_Exercise aim_. Where the string "dijo" occurs in the material below, report the whole line.

_Records supplied_.
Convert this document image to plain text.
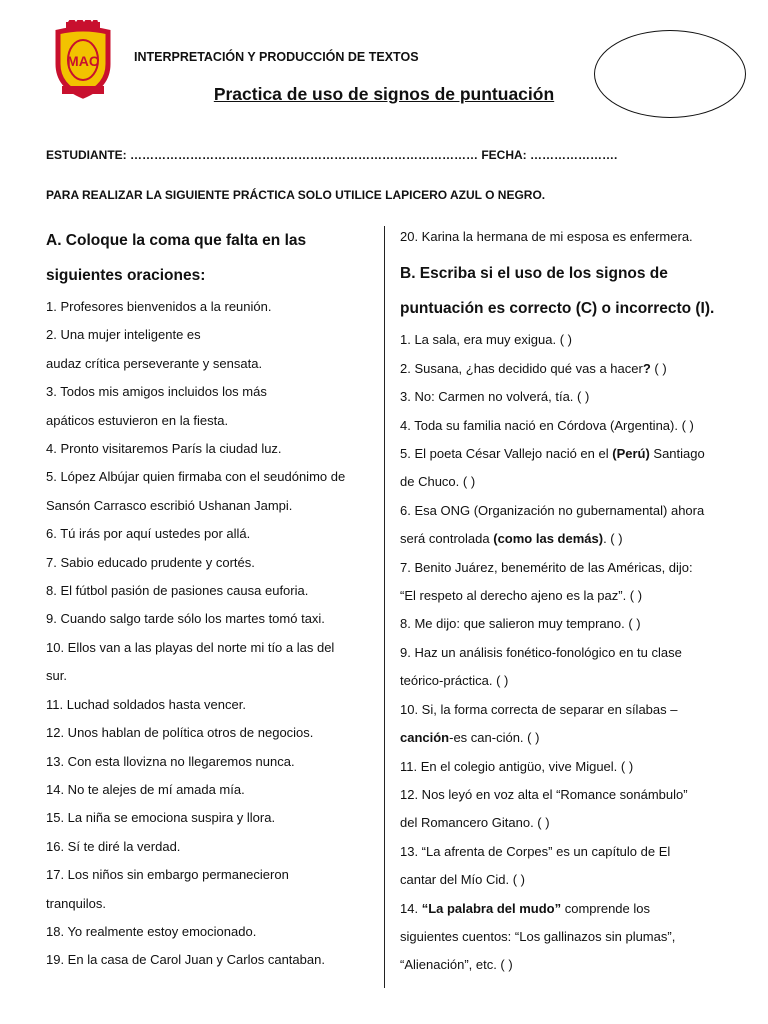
MAC	INTERPRETACIÓN Y PRODUCCIÓN DE TEXTOS
Practica de uso de signos de puntuación
ESTUDIANTE: …………………………………………………………………………… FECHA: ………………….
PARA REALIZAR LA SIGUIENTE PRÁCTICA SOLO UTILICE LAPICERO AZUL O NEGRO.

A. Coloque la coma que falta en las

siguientes oraciones:

1. Profesores bienvenidos a la reunión.

2. Una mujer inteligente es

audaz crítica perseverante y sensata.

3. Todos mis amigos incluidos los más

apáticos estuvieron en la fiesta.

4. Pronto visitaremos París la ciudad luz.

5. López Albújar quien firmaba con el seudónimo de

Sansón Carrasco escribió Ushanan Jampi.

6. Tú irás por aquí ustedes por allá.

7. Sabio educado prudente y cortés.

8. El fútbol pasión de pasiones causa euforia.

9. Cuando salgo tarde sólo los martes tomó taxi.

10. Ellos van a las playas del norte mi tío a las del

sur.

11. Luchad soldados hasta vencer.

12. Unos hablan de política otros de negocios.

13. Con esta llovizna no llegaremos nunca.

14. No te alejes de mí amada mía.

15. La niña se emociona suspira y llora.

16. Sí te diré la verdad.

17. Los niños sin embargo permanecieron

tranquilos.

18. Yo realmente estoy emocionado.

19. En la casa de Carol Juan y Carlos cantaban.

20. Karina la hermana de mi esposa es enfermera.

B. Escriba si el uso de los signos de

puntuación es correcto (C) o incorrecto (I).

1. La sala, era muy exigua. ( )

2. Susana, ¿has decidido qué vas a hacer? ( )

3. No: Carmen no volverá, tía. ( )

4. Toda su familia nació en Córdova (Argentina). ( )

5. El poeta César Vallejo nació en el (Perú) Santiago

de Chuco. ( )

6. Esa ONG (Organización no gubernamental) ahora

será controlada (como las demás). ( )

7. Benito Juárez, benemérito de las Américas, dijo:

“El respeto al derecho ajeno es la paz”. ( )

8. Me dijo: que salieron muy temprano. ( )

9. Haz un análisis fonético-fonológico en tu clase

teórico-práctica. ( )

10. Si, la forma correcta de separar en sílabas –

canción-es can-ción. ( )

11. En el colegio antigüo, vive Miguel. ( )

12. Nos leyó en voz alta el “Romance sonámbulo”

del Romancero Gitano. ( )

13. “La afrenta de Corpes” es un capítulo de El

cantar del Mío Cid. ( )

14. “La palabra del mudo” comprende los

siguientes cuentos: “Los gallinazos sin plumas”,

“Alienación”, etc. ( )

_Written solution_.
7. Benito Juárez, benemérito de las Américas, dijo:
8. Me dijo: que salieron muy temprano. ( )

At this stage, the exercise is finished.